(WORK INSTRUCTIONS) Reproduce all of the data that follows, character for character.

Stored data
▼▼▼
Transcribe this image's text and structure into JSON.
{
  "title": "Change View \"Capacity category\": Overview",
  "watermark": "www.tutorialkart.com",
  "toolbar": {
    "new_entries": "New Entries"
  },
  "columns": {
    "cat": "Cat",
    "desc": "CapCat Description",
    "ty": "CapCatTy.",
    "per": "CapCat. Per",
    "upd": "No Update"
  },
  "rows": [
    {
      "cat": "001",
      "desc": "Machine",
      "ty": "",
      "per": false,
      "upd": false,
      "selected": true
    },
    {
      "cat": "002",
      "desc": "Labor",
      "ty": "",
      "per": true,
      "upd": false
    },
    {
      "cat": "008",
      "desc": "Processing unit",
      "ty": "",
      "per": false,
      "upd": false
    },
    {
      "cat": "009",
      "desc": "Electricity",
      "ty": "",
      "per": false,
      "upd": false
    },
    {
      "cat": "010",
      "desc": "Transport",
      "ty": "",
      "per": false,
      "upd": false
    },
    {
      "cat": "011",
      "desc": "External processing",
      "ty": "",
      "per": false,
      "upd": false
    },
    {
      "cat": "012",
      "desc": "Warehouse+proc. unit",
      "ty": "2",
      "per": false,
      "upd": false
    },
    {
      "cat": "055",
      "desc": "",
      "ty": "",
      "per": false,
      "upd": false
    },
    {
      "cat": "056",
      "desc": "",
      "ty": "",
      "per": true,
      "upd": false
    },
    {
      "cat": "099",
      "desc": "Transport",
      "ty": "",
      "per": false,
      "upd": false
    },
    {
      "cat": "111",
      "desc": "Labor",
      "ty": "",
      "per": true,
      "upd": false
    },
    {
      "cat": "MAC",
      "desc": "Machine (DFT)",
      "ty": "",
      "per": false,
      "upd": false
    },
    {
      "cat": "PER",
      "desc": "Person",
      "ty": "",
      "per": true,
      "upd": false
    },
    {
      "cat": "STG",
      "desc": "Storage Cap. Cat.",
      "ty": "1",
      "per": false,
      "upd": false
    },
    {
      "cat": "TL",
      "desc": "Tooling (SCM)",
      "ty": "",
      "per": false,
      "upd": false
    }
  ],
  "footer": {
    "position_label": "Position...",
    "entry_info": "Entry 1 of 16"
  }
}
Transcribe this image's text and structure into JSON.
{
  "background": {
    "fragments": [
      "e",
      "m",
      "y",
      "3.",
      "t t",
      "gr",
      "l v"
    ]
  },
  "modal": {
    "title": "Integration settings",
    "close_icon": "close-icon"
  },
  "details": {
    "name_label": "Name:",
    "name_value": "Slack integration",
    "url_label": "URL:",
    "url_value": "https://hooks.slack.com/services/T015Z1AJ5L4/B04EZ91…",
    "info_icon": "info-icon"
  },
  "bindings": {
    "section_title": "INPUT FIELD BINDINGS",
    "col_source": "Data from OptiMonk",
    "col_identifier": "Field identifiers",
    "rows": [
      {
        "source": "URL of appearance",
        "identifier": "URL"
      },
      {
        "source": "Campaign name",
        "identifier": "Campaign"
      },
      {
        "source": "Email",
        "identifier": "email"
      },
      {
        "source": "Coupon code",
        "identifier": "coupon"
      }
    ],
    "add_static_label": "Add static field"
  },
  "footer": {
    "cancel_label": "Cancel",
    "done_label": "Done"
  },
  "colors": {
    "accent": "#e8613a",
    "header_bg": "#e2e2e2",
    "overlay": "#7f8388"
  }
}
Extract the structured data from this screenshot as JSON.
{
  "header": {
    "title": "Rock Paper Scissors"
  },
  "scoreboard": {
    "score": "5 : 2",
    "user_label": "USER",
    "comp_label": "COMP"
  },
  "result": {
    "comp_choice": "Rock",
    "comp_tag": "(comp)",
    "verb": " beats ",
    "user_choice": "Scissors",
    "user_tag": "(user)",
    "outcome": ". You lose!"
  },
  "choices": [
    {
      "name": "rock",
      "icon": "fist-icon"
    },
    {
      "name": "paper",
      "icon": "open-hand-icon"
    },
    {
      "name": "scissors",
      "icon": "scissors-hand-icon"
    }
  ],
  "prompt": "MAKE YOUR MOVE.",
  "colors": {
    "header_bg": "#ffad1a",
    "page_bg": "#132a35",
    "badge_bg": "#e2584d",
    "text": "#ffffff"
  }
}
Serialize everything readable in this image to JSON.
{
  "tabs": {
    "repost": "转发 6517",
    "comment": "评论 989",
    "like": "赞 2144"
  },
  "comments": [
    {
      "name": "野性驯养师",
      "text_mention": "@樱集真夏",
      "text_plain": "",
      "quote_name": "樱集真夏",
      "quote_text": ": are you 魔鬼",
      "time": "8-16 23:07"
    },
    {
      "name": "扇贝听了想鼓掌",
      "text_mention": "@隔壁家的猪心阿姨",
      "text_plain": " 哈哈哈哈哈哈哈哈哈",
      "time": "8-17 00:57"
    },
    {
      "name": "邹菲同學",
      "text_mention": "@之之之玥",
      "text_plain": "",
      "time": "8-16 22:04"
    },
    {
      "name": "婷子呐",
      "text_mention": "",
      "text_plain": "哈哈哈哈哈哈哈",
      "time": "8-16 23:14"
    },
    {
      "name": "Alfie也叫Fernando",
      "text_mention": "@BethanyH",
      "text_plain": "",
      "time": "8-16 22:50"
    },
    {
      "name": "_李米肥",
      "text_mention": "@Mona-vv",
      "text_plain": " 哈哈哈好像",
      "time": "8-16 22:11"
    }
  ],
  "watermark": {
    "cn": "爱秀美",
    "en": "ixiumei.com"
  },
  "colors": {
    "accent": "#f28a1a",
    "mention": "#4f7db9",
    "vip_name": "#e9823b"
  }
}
▲▲▲
(EXERCISE RESPONSE)
Transcribe this image's text and structure into JSON.
{
  "title": "Change View \"Capacity category\": Overview",
  "watermark": "www.tutorialkart.com",
  "toolbar": {
    "new_entries": "New Entries"
  },
  "columns": {
    "cat": "Cat",
    "desc": "CapCat Description",
    "ty": "CapCatTy.",
    "per": "CapCat. Per",
    "upd": "No Update"
  },
  "rows": [
    {
      "cat": "001",
      "desc": "Machine",
      "ty": "",
      "per": false,
      "upd": false,
      "selected": true
    },
    {
      "cat": "002",
      "desc": "Labor",
      "ty": "",
      "per": true,
      "upd": false
    },
    {
      "cat": "008",
      "desc": "Processing unit",
      "ty": "",
      "per": false,
      "upd": false
    },
    {
      "cat": "009",
      "desc": "Electricity",
      "ty": "",
      "per": false,
      "upd": false
    },
    {
      "cat": "010",
      "desc": "Transport",
      "ty": "",
      "per": false,
      "upd": false
    },
    {
      "cat": "011",
      "desc": "External processing",
      "ty": "",
      "per": false,
      "upd": false
    },
    {
      "cat": "012",
      "desc": "Warehouse+proc. unit",
      "ty": "2",
      "per": false,
      "upd": false
    },
    {
      "cat": "055",
      "desc": "",
      "ty": "",
      "per": false,
      "upd": false
    },
    {
      "cat": "056",
      "desc": "",
      "ty": "",
      "per": true,
      "upd": false
    },
    {
      "cat": "099",
      "desc": "Transport",
      "ty": "",
      "per": false,
      "upd": false
    },
    {
      "cat": "111",
      "desc": "Labor",
      "ty": "",
      "per": true,
      "upd": false
    },
    {
      "cat": "MAC",
      "desc": "Machine (DFT)",
      "ty": "",
      "per": false,
      "upd": false
    },
    {
      "cat": "PER",
      "desc": "Person",
      "ty": "",
      "per": true,
      "upd": false
    },
    {
      "cat": "STG",
      "desc": "Storage Cap. Cat.",
      "ty": "1",
      "per": false,
      "upd": false
    },
    {
      "cat": "TL",
      "desc": "Tooling (SCM)",
      "ty": "",
      "per": false,
      "upd": false
    }
  ],
  "footer": {
    "position_label": "Position...",
    "entry_info": "Entry 1 of 16"
  }
}
Transcribe this image's text and structure into JSON.
{
  "background": {
    "fragments": [
      "e",
      "m",
      "y",
      "3.",
      "t t",
      "gr",
      "l v"
    ]
  },
  "modal": {
    "title": "Integration settings",
    "close_icon": "close-icon"
  },
  "details": {
    "name_label": "Name:",
    "name_value": "Slack integration",
    "url_label": "URL:",
    "url_value": "https://hooks.slack.com/services/T015Z1AJ5L4/B04EZ91…",
    "info_icon": "info-icon"
  },
  "bindings": {
    "section_title": "INPUT FIELD BINDINGS",
    "col_source": "Data from OptiMonk",
    "col_identifier": "Field identifiers",
    "rows": [
      {
        "source": "URL of appearance",
        "identifier": "URL"
      },
      {
        "source": "Campaign name",
        "identifier": "Campaign"
      },
      {
        "source": "Email",
        "identifier": "email"
      },
      {
        "source": "Coupon code",
        "identifier": "coupon"
      }
    ],
    "add_static_label": "Add static field"
  },
  "footer": {
    "cancel_label": "Cancel",
    "done_label": "Done"
  },
  "colors": {
    "accent": "#e8613a",
    "header_bg": "#e2e2e2",
    "overlay": "#7f8388"
  }
}
Extract the structured data from this screenshot as JSON.
{
  "header": {
    "title": "Rock Paper Scissors"
  },
  "scoreboard": {
    "score": "5 : 2",
    "user_label": "USER",
    "comp_label": "COMP"
  },
  "result": {
    "comp_choice": "Rock",
    "comp_tag": "(comp)",
    "verb": " beats ",
    "user_choice": "Scissors",
    "user_tag": "(user)",
    "outcome": ". You lose!"
  },
  "choices": [
    {
      "name": "rock",
      "icon": "fist-icon"
    },
    {
      "name": "paper",
      "icon": "open-hand-icon"
    },
    {
      "name": "scissors",
      "icon": "scissors-hand-icon"
    }
  ],
  "prompt": "MAKE YOUR MOVE.",
  "colors": {
    "header_bg": "#ffad1a",
    "page_bg": "#132a35",
    "badge_bg": "#e2584d",
    "text": "#ffffff"
  }
}
Serialize everything readable in this image to JSON.
{
  "tabs": {
    "repost": "转发 6517",
    "comment": "评论 989",
    "like": "赞 2144"
  },
  "comments": [
    {
      "name": "野性驯养师",
      "text_mention": "@樱集真夏",
      "text_plain": "",
      "quote_name": "樱集真夏",
      "quote_text": ": are you 魔鬼",
      "time": "8-16 23:07"
    },
    {
      "name": "扇贝听了想鼓掌",
      "text_mention": "@隔壁家的猪心阿姨",
      "text_plain": " 哈哈哈哈哈哈哈哈哈",
      "time": "8-17 00:57"
    },
    {
      "name": "邹菲同學",
      "text_mention": "@之之之玥",
      "text_plain": "",
      "time": "8-16 22:04"
    },
    {
      "name": "婷子呐",
      "text_mention": "",
      "text_plain": "哈哈哈哈哈哈哈",
      "time": "8-16 23:14"
    },
    {
      "name": "Alfie也叫Fernando",
      "text_mention": "@BethanyH",
      "text_plain": "",
      "time": "8-16 22:50"
    },
    {
      "name": "_李米肥",
      "text_mention": "@Mona-vv",
      "text_plain": " 哈哈哈好像",
      "time": "8-16 22:11"
    }
  ],
  "watermark": {
    "cn": "爱秀美",
    "en": "ixiumei.com"
  },
  "colors": {
    "accent": "#f28a1a",
    "mention": "#4f7db9",
    "vip_name": "#e9823b"
  }
}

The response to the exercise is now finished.